*Goal:* Gather every line of the records below that contains the string "label" and copy each such line in full.
= = =
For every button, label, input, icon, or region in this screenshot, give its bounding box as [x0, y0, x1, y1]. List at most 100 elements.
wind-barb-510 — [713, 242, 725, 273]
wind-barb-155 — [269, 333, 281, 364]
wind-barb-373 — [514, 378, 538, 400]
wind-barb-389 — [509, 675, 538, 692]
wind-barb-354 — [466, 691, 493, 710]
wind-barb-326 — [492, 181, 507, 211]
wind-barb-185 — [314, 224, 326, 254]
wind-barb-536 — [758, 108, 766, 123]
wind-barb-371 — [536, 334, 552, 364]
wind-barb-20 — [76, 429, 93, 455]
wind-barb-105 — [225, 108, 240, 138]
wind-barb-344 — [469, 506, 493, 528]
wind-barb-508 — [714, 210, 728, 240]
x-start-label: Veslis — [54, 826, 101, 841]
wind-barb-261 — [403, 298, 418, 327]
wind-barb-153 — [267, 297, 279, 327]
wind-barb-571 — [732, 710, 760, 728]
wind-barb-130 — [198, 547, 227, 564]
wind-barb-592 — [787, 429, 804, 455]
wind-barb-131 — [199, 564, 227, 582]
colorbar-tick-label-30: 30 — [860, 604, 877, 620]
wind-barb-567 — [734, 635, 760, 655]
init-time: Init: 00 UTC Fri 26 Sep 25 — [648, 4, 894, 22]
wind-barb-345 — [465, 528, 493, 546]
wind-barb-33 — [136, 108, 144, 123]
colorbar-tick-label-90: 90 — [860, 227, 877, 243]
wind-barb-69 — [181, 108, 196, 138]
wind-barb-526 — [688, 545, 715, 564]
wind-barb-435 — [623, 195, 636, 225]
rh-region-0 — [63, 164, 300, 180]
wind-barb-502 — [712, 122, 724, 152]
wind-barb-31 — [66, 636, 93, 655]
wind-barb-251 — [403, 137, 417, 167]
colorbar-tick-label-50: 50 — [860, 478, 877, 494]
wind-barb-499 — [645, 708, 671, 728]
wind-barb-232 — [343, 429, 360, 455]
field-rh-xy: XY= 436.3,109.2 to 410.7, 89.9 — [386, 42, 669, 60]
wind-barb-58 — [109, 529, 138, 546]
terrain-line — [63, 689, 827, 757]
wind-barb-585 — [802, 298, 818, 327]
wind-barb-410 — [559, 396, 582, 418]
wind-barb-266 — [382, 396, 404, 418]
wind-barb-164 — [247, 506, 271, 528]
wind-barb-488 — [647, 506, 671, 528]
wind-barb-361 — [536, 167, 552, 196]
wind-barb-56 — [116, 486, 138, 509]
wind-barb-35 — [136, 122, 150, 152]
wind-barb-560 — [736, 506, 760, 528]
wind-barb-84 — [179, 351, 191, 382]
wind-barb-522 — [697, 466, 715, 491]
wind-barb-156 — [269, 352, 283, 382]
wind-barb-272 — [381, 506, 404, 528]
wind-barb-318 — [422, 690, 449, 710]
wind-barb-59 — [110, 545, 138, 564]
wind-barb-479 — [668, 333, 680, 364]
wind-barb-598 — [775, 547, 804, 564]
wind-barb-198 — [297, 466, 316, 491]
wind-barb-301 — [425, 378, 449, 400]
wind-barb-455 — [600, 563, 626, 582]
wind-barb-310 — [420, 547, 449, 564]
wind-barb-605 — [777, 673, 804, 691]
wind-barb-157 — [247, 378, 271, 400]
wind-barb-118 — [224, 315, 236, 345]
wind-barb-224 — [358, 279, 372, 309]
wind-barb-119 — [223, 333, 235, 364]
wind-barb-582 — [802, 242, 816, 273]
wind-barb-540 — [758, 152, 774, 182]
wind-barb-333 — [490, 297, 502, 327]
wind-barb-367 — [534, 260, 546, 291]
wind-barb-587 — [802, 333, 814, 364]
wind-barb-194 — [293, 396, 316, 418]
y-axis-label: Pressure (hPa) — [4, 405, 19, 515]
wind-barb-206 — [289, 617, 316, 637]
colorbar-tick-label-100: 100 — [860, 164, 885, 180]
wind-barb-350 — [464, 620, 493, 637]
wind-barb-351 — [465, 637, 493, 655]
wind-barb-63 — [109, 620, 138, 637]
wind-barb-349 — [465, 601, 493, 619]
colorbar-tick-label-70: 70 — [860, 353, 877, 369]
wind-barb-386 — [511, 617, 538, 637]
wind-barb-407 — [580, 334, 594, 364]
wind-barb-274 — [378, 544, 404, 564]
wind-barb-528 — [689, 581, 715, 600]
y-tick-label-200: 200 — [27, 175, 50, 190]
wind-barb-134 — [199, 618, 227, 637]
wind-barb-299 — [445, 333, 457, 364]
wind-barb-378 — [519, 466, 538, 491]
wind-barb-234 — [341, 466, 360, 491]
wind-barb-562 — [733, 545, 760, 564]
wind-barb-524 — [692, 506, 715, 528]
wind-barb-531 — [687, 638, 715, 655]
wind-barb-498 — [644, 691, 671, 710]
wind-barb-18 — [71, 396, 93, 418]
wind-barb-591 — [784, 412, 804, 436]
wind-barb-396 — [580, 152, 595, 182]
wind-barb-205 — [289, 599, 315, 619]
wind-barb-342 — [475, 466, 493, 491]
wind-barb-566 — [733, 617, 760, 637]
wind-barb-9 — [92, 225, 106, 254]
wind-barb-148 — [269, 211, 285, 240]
= = =
*Answer to the task:*
For every button, label, input, icon, or region in this screenshot, give its bounding box as [x0, y0, x1, y1]. List at most 100 elements.
x-start-label: Veslis — [54, 826, 101, 841]
colorbar-tick-label-30: 30 — [860, 604, 877, 620]
colorbar-tick-label-90: 90 — [860, 227, 877, 243]
colorbar-tick-label-50: 50 — [860, 478, 877, 494]
y-axis-label: Pressure (hPa) — [4, 405, 19, 515]
colorbar-tick-label-100: 100 — [860, 164, 885, 180]
colorbar-tick-label-70: 70 — [860, 353, 877, 369]
y-tick-label-200: 200 — [27, 175, 50, 190]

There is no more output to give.